_Data supplied_

□ □ □ □

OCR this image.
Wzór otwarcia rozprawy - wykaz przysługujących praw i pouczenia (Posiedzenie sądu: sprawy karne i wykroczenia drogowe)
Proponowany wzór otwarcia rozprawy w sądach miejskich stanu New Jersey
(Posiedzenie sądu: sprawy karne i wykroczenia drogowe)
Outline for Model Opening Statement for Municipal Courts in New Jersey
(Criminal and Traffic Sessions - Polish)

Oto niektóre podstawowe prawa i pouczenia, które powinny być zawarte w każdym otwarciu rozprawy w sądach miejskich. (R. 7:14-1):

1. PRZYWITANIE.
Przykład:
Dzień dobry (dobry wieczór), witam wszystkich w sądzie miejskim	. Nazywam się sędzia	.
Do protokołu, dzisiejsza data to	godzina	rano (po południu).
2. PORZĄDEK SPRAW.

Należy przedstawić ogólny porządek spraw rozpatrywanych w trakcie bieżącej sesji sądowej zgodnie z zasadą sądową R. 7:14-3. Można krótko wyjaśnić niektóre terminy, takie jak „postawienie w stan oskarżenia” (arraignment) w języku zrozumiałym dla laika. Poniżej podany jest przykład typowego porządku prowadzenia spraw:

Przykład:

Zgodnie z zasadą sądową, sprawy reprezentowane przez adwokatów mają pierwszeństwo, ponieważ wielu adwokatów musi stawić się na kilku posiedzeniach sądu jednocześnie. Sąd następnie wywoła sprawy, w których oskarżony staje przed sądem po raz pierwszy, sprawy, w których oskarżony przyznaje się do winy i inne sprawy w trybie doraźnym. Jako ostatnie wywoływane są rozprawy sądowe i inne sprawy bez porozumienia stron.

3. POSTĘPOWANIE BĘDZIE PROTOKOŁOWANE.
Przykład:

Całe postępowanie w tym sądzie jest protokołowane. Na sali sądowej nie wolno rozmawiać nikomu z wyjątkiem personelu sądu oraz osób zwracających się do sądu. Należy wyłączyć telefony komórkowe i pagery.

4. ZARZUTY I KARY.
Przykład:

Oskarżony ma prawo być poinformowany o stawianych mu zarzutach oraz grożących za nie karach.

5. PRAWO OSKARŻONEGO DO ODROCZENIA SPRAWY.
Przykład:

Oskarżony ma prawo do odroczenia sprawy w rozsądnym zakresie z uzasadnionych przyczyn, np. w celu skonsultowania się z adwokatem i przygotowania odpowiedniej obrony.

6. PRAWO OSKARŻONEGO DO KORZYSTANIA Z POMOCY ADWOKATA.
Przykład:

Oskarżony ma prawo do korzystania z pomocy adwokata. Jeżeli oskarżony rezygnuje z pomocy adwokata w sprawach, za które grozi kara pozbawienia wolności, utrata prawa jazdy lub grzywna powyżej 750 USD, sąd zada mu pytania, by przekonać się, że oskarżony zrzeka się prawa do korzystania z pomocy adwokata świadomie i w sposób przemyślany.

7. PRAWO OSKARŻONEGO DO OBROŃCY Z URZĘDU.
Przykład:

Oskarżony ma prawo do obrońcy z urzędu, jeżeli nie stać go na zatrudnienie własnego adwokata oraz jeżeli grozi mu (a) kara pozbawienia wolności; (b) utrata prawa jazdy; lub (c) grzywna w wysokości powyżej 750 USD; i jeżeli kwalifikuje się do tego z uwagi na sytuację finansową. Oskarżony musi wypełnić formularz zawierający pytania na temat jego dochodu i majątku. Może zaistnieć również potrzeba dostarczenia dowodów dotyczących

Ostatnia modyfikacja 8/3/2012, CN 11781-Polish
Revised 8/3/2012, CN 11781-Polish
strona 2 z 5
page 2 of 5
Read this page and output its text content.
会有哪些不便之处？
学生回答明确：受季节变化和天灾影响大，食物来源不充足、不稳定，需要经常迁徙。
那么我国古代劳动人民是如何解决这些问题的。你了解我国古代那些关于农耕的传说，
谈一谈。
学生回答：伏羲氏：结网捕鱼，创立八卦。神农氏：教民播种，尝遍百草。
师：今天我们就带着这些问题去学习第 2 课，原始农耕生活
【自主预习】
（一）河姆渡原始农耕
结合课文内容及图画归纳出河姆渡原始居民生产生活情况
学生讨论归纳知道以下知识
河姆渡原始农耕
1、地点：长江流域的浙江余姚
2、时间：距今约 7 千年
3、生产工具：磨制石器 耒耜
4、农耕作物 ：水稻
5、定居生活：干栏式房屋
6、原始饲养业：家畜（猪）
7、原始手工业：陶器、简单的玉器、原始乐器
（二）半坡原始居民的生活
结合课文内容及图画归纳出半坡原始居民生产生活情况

□ □ □ □

_Your objective_
Which lines contain "otwarcia"? Show each of them.

_Worked solution_
Wzór otwarcia rozprawy - wykaz przysługujących praw i pouczenia (Posiedzenie sądu: sprawy karne i wykroczenia drogowe)
Proponowany wzór otwarcia rozprawy w sądach miejskich stanu New Jersey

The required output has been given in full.